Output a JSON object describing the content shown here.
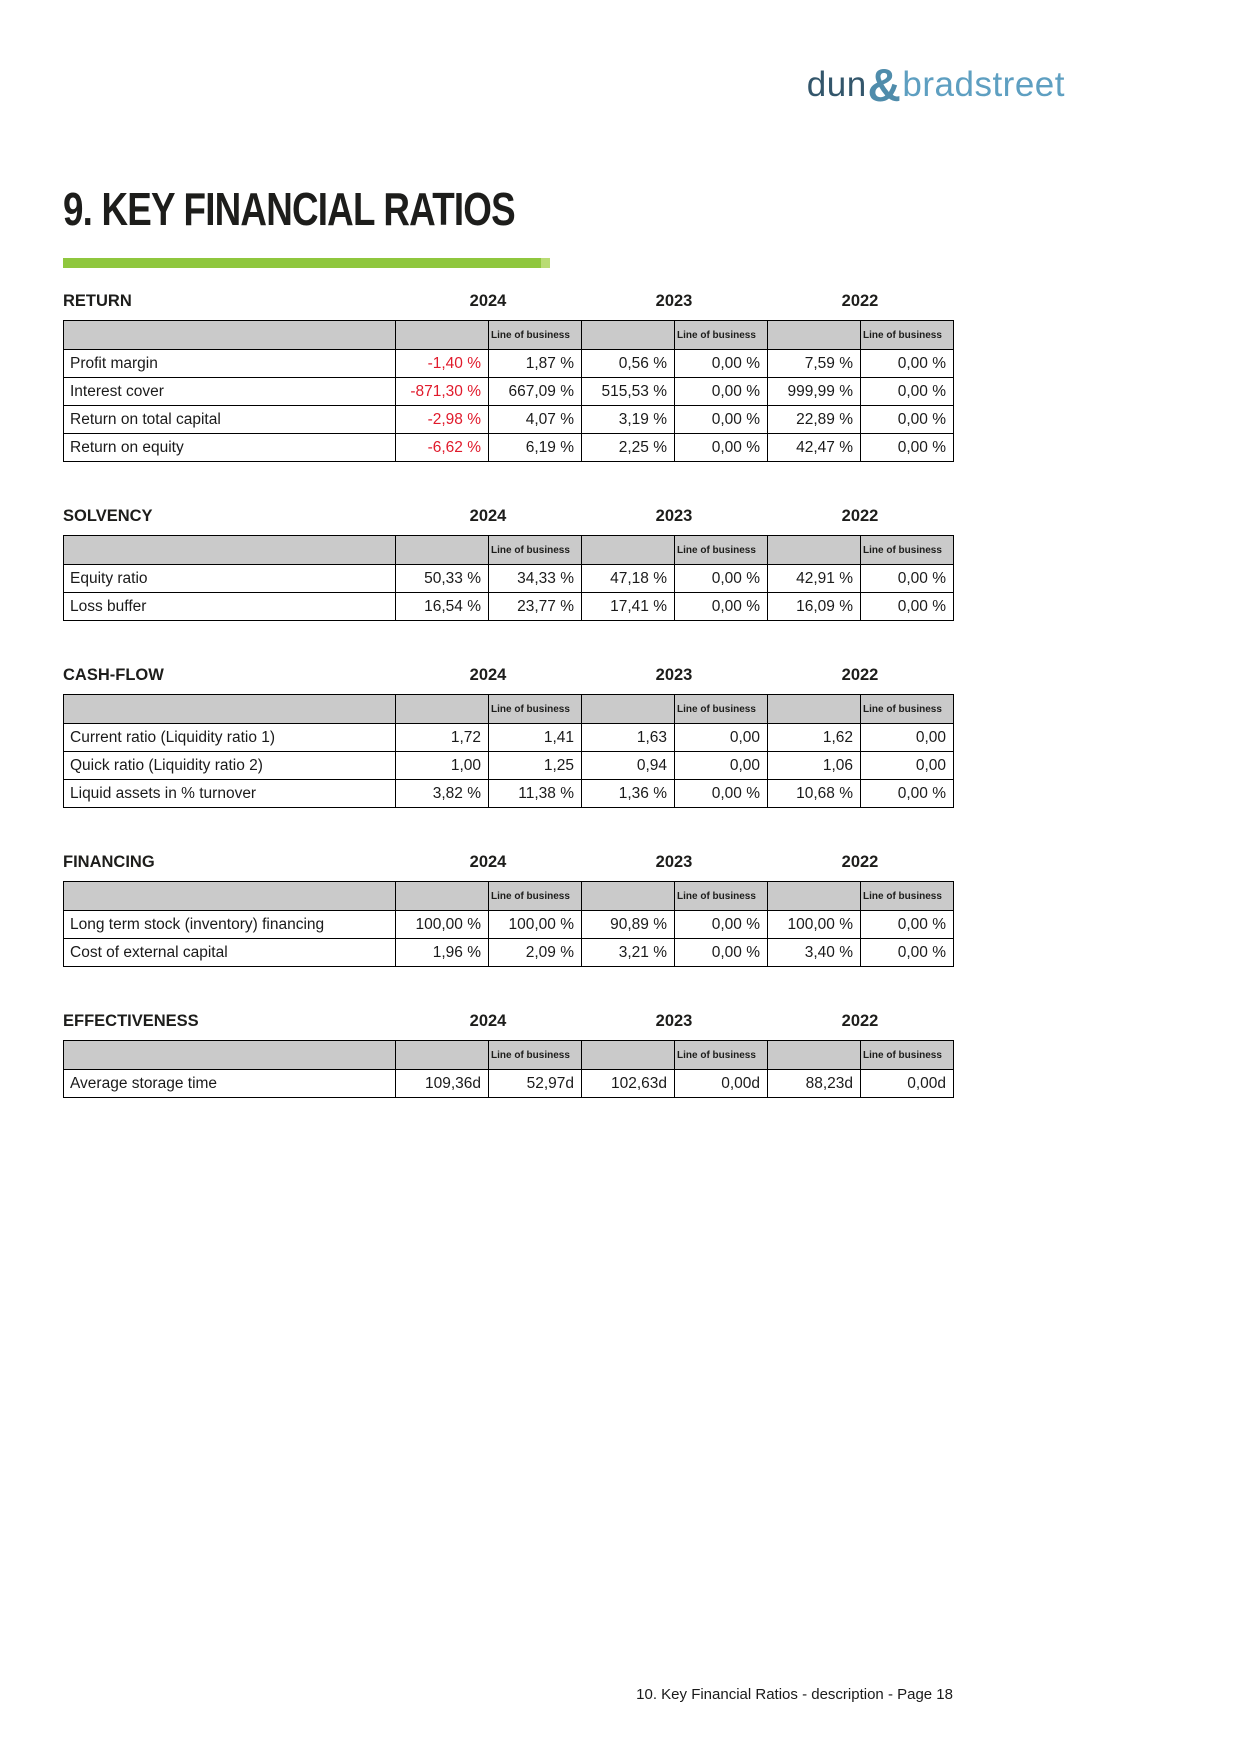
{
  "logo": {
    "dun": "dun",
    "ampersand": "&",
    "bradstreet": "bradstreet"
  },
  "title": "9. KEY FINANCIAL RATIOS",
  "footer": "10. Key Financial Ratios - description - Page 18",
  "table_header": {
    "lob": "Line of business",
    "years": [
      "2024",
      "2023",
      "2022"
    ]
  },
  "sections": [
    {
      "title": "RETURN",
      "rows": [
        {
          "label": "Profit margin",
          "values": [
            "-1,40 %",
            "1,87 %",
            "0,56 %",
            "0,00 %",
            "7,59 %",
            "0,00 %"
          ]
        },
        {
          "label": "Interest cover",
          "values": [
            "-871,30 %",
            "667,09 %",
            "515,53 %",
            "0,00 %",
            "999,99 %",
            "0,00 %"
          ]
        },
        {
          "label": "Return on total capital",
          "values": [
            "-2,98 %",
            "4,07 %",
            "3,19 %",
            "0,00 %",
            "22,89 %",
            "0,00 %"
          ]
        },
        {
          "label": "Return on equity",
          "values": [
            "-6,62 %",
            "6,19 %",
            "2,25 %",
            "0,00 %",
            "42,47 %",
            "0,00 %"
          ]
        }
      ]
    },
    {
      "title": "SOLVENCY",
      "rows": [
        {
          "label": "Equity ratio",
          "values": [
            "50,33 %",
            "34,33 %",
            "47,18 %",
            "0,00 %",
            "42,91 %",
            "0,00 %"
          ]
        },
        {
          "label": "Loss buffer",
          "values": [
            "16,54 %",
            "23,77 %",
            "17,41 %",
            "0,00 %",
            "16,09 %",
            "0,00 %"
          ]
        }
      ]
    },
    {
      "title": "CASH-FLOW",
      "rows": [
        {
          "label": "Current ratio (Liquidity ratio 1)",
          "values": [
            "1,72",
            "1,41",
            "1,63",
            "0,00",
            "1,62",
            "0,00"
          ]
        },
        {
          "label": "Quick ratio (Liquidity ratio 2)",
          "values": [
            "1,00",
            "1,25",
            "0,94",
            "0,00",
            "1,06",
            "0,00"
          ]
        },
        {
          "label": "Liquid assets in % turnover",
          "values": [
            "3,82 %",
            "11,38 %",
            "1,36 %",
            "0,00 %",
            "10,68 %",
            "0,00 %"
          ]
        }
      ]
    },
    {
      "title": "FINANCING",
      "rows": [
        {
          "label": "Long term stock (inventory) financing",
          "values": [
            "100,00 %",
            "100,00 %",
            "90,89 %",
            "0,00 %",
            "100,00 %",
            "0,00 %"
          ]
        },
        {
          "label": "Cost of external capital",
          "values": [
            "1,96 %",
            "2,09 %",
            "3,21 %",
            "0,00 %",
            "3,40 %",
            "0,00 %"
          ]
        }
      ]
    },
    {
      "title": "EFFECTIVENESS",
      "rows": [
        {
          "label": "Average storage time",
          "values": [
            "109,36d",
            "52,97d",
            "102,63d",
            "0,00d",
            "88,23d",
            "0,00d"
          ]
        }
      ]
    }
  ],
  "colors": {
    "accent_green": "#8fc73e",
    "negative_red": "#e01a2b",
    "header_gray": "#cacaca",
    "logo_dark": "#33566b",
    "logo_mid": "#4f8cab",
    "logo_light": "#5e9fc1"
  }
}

* _YOUR TASK_:
Skip the pictures and print each record exactly as it stands.

* _FULL ANSWER_:
Output a JSON object describing the content shown here.
{
  "logo": {
    "dun": "dun",
    "ampersand": "&",
    "bradstreet": "bradstreet"
  },
  "title": "9. KEY FINANCIAL RATIOS",
  "footer": "10. Key Financial Ratios - description - Page 18",
  "table_header": {
    "lob": "Line of business",
    "years": [
      "2024",
      "2023",
      "2022"
    ]
  },
  "sections": [
    {
      "title": "RETURN",
      "rows": [
        {
          "label": "Profit margin",
          "values": [
            "-1,40 %",
            "1,87 %",
            "0,56 %",
            "0,00 %",
            "7,59 %",
            "0,00 %"
          ]
        },
        {
          "label": "Interest cover",
          "values": [
            "-871,30 %",
            "667,09 %",
            "515,53 %",
            "0,00 %",
            "999,99 %",
            "0,00 %"
          ]
        },
        {
          "label": "Return on total capital",
          "values": [
            "-2,98 %",
            "4,07 %",
            "3,19 %",
            "0,00 %",
            "22,89 %",
            "0,00 %"
          ]
        },
        {
          "label": "Return on equity",
          "values": [
            "-6,62 %",
            "6,19 %",
            "2,25 %",
            "0,00 %",
            "42,47 %",
            "0,00 %"
          ]
        }
      ]
    },
    {
      "title": "SOLVENCY",
      "rows": [
        {
          "label": "Equity ratio",
          "values": [
            "50,33 %",
            "34,33 %",
            "47,18 %",
            "0,00 %",
            "42,91 %",
            "0,00 %"
          ]
        },
        {
          "label": "Loss buffer",
          "values": [
            "16,54 %",
            "23,77 %",
            "17,41 %",
            "0,00 %",
            "16,09 %",
            "0,00 %"
          ]
        }
      ]
    },
    {
      "title": "CASH-FLOW",
      "rows": [
        {
          "label": "Current ratio (Liquidity ratio 1)",
          "values": [
            "1,72",
            "1,41",
            "1,63",
            "0,00",
            "1,62",
            "0,00"
          ]
        },
        {
          "label": "Quick ratio (Liquidity ratio 2)",
          "values": [
            "1,00",
            "1,25",
            "0,94",
            "0,00",
            "1,06",
            "0,00"
          ]
        },
        {
          "label": "Liquid assets in % turnover",
          "values": [
            "3,82 %",
            "11,38 %",
            "1,36 %",
            "0,00 %",
            "10,68 %",
            "0,00 %"
          ]
        }
      ]
    },
    {
      "title": "FINANCING",
      "rows": [
        {
          "label": "Long term stock (inventory) financing",
          "values": [
            "100,00 %",
            "100,00 %",
            "90,89 %",
            "0,00 %",
            "100,00 %",
            "0,00 %"
          ]
        },
        {
          "label": "Cost of external capital",
          "values": [
            "1,96 %",
            "2,09 %",
            "3,21 %",
            "0,00 %",
            "3,40 %",
            "0,00 %"
          ]
        }
      ]
    },
    {
      "title": "EFFECTIVENESS",
      "rows": [
        {
          "label": "Average storage time",
          "values": [
            "109,36d",
            "52,97d",
            "102,63d",
            "0,00d",
            "88,23d",
            "0,00d"
          ]
        }
      ]
    }
  ],
  "colors": {
    "accent_green": "#8fc73e",
    "negative_red": "#e01a2b",
    "header_gray": "#cacaca",
    "logo_dark": "#33566b",
    "logo_mid": "#4f8cab",
    "logo_light": "#5e9fc1"
  }
}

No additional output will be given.